— BEGIN —

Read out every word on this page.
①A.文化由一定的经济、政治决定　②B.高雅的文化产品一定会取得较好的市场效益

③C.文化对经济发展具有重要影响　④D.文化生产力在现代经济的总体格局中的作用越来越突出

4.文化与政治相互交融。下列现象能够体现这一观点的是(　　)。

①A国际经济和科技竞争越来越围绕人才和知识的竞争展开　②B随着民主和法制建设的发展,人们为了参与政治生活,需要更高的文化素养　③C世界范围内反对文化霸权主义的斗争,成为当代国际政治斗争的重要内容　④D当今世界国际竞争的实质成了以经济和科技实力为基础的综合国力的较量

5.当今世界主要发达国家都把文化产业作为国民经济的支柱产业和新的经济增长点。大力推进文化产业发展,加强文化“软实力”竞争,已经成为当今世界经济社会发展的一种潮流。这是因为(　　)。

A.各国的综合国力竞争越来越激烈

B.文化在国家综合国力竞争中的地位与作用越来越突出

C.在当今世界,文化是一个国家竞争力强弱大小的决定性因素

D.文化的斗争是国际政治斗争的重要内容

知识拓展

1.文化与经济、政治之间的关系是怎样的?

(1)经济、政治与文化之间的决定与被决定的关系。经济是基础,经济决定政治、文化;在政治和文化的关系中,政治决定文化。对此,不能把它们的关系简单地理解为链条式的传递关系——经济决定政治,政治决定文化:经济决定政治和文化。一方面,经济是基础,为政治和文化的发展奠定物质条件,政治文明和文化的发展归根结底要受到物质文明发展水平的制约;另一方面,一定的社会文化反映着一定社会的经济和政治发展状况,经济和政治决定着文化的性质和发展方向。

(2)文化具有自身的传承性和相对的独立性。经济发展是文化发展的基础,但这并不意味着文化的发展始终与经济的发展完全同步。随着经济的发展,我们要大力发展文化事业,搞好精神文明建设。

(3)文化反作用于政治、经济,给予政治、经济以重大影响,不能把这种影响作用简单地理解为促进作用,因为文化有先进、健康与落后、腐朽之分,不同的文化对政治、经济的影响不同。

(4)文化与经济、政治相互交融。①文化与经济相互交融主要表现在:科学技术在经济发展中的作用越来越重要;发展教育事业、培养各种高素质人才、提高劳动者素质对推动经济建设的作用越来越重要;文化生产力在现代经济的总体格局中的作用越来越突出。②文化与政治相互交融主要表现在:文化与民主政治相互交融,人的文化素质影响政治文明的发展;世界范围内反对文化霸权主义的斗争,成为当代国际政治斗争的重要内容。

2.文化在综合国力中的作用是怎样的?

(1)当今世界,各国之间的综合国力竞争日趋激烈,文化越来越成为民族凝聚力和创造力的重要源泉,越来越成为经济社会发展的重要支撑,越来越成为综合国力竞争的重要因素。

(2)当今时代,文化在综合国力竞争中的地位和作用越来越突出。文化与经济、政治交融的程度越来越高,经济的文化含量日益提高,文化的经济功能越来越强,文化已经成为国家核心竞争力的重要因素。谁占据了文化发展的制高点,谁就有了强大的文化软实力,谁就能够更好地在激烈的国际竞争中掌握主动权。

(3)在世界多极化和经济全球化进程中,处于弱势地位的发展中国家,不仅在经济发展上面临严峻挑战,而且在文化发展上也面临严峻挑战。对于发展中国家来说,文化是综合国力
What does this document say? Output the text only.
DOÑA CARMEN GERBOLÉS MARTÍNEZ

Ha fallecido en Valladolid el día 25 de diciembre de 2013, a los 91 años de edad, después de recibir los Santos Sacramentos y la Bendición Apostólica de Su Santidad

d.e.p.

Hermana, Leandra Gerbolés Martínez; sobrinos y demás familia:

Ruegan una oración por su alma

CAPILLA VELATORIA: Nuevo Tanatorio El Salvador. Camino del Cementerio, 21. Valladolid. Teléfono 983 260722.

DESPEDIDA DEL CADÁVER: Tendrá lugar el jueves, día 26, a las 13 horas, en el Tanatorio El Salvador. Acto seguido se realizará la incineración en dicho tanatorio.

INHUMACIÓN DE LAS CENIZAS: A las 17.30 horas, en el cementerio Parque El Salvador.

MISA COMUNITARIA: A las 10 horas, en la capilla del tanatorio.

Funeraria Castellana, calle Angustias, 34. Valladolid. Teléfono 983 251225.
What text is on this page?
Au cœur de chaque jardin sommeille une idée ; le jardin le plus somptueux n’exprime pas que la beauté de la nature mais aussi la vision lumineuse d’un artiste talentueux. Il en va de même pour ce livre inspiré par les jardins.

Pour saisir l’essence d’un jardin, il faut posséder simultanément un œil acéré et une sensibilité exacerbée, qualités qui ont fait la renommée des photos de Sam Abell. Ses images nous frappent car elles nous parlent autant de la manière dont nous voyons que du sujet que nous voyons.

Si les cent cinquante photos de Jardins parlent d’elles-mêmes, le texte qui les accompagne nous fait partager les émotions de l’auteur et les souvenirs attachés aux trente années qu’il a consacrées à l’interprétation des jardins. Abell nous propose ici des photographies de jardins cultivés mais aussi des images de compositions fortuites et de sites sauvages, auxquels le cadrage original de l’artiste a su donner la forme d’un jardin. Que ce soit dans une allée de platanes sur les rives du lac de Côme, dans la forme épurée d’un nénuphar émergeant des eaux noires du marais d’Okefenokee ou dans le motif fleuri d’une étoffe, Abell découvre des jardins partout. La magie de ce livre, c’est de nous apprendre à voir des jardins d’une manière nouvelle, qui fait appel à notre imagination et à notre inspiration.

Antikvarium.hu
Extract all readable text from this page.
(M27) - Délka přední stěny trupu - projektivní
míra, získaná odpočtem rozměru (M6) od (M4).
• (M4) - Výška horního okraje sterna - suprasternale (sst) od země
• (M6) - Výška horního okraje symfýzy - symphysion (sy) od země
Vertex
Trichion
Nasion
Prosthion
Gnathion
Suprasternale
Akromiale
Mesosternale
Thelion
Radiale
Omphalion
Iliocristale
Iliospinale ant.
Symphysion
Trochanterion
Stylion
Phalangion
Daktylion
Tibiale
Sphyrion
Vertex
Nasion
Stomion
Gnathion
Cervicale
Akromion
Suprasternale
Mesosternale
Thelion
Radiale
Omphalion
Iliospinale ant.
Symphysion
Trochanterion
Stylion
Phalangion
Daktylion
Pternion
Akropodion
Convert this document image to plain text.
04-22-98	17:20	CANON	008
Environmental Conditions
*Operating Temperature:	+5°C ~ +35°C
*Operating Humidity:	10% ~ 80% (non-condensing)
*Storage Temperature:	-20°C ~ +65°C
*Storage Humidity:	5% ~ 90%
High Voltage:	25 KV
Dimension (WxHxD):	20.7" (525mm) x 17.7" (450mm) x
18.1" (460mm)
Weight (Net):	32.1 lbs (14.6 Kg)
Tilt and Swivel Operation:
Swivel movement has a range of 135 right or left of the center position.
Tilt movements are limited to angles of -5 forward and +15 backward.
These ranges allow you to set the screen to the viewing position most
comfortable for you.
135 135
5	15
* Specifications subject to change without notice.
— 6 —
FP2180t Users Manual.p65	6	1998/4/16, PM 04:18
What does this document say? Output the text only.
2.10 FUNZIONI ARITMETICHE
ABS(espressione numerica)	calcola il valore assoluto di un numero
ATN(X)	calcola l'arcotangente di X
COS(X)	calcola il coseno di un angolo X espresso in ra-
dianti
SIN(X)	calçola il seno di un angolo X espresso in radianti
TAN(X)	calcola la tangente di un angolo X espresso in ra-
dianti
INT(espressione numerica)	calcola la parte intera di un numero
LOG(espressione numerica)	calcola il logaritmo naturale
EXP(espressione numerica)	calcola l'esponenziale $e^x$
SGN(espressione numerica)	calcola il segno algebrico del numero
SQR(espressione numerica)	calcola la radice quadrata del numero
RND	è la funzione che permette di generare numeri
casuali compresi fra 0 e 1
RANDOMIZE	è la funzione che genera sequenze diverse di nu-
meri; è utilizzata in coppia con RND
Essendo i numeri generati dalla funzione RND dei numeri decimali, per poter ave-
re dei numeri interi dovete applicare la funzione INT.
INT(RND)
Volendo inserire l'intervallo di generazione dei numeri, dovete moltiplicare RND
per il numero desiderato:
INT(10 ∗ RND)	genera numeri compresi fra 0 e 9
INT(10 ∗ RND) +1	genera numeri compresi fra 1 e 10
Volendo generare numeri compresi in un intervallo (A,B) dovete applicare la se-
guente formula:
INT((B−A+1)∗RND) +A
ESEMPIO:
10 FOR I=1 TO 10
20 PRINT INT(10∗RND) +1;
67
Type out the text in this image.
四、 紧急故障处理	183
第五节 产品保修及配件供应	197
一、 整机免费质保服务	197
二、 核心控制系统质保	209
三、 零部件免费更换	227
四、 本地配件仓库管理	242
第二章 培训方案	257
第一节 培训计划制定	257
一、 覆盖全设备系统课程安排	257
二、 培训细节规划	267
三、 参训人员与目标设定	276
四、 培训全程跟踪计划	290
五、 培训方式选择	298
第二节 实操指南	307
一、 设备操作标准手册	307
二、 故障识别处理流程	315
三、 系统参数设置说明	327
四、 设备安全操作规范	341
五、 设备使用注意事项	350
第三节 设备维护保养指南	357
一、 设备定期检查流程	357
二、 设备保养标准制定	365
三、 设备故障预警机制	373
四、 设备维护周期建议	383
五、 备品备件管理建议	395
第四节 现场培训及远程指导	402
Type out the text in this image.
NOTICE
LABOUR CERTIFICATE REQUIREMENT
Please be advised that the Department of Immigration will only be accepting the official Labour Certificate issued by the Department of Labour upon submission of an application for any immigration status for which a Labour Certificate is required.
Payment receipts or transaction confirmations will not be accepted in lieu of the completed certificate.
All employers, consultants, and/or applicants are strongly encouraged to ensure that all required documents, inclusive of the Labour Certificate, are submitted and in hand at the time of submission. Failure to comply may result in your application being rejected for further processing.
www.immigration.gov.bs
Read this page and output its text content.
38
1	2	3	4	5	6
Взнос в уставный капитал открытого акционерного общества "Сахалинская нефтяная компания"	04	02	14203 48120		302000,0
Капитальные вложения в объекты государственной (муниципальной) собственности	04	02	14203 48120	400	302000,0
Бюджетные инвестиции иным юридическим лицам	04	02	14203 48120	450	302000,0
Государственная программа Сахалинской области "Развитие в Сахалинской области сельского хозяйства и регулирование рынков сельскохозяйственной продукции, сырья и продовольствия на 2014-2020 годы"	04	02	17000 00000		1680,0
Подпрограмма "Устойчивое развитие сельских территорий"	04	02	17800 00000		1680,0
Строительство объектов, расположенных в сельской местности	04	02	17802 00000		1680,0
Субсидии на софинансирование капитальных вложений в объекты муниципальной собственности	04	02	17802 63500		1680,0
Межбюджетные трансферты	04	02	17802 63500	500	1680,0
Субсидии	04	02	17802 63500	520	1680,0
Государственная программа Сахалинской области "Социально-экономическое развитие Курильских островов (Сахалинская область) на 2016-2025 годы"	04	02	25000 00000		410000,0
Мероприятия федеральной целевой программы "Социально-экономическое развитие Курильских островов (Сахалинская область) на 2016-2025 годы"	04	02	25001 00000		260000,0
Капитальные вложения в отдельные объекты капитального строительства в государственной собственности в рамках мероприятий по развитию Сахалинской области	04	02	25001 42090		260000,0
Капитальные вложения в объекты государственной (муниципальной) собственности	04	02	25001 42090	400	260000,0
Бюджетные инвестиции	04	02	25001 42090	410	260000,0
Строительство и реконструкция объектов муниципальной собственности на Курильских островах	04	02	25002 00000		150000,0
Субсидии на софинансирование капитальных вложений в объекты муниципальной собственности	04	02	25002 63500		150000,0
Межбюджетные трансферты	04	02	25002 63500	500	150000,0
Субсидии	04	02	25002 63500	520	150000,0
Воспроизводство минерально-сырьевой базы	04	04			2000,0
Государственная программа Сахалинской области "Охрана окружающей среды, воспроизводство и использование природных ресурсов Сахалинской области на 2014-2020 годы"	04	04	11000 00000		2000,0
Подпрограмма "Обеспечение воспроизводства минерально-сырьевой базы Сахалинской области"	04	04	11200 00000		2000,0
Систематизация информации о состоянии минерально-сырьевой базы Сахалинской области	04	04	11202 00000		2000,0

— END —

Count each line of the entries that holds the word "generare", then state the total and nothing more.

#### Reply to the task:
2